## Information supplied:

========================

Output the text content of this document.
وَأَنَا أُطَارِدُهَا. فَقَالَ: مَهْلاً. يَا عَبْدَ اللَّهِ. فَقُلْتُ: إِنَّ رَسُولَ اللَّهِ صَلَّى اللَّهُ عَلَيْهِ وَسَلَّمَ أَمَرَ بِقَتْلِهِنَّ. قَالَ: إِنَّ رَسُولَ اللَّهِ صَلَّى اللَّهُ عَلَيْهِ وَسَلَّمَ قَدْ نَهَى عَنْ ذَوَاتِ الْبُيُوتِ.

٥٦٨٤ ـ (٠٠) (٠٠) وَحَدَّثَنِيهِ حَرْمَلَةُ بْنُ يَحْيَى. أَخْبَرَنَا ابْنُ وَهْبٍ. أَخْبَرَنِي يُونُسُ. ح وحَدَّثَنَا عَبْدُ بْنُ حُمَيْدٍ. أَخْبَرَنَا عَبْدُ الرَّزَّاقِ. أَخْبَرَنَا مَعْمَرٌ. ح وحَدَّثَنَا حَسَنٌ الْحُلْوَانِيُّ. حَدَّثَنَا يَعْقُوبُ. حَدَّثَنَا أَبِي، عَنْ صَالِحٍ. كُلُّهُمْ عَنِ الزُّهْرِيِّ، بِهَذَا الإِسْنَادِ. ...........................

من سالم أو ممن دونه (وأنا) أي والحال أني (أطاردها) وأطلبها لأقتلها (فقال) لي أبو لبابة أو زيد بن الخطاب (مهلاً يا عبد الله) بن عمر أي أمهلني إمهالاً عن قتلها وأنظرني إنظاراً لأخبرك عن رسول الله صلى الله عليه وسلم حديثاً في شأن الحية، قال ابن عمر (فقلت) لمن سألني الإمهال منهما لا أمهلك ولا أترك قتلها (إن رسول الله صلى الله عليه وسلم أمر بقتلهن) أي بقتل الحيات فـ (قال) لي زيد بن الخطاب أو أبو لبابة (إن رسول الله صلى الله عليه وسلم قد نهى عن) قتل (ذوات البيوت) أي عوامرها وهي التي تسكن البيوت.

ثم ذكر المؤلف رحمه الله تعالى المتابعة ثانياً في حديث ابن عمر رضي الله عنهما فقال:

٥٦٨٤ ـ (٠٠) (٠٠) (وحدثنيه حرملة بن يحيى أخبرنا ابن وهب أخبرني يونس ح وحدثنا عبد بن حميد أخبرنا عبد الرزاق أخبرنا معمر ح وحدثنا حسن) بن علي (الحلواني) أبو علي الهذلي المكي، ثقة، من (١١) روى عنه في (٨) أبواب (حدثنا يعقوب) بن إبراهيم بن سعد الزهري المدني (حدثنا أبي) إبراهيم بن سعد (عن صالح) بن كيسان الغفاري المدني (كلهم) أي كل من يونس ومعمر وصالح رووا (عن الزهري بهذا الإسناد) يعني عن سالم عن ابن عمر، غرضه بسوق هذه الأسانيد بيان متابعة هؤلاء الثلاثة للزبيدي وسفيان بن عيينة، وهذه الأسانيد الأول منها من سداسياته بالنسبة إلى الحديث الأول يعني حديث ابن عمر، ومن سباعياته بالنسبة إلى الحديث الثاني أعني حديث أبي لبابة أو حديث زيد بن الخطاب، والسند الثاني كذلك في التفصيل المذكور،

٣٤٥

========================

## Set exercise:
Scan the records for the string "فقال". Copy each line in which it appears.

## Response to this exercise:
من سالم أو ممن دونه (وأنا) أي والحال أني (أطاردها) وأطلبها لأقتلها (فقال) لي أبو لبابة أو زيد بن الخطاب (مهلاً يا عبد الله) بن عمر أي أمهلني إمهالاً عن قتلها وأنظرني إنظاراً لأخبرك عن رسول الله صلى الله عليه وسلم حديثاً في شأن الحية، قال ابن عمر (فقلت) لمن سألني الإمهال منهما لا أمهلك ولا أترك قتلها (إن رسول الله صلى الله عليه وسلم أمر بقتلهن) أي بقتل الحيات فـ (قال) لي زيد بن الخطاب أو أبو لبابة (إن رسول الله صلى الله عليه وسلم قد نهى عن) قتل (ذوات البيوت) أي عوامرها وهي التي تسكن البيوت.
ثم ذكر المؤلف رحمه الله تعالى المتابعة ثانياً في حديث ابن عمر رضي الله عنهما فقال:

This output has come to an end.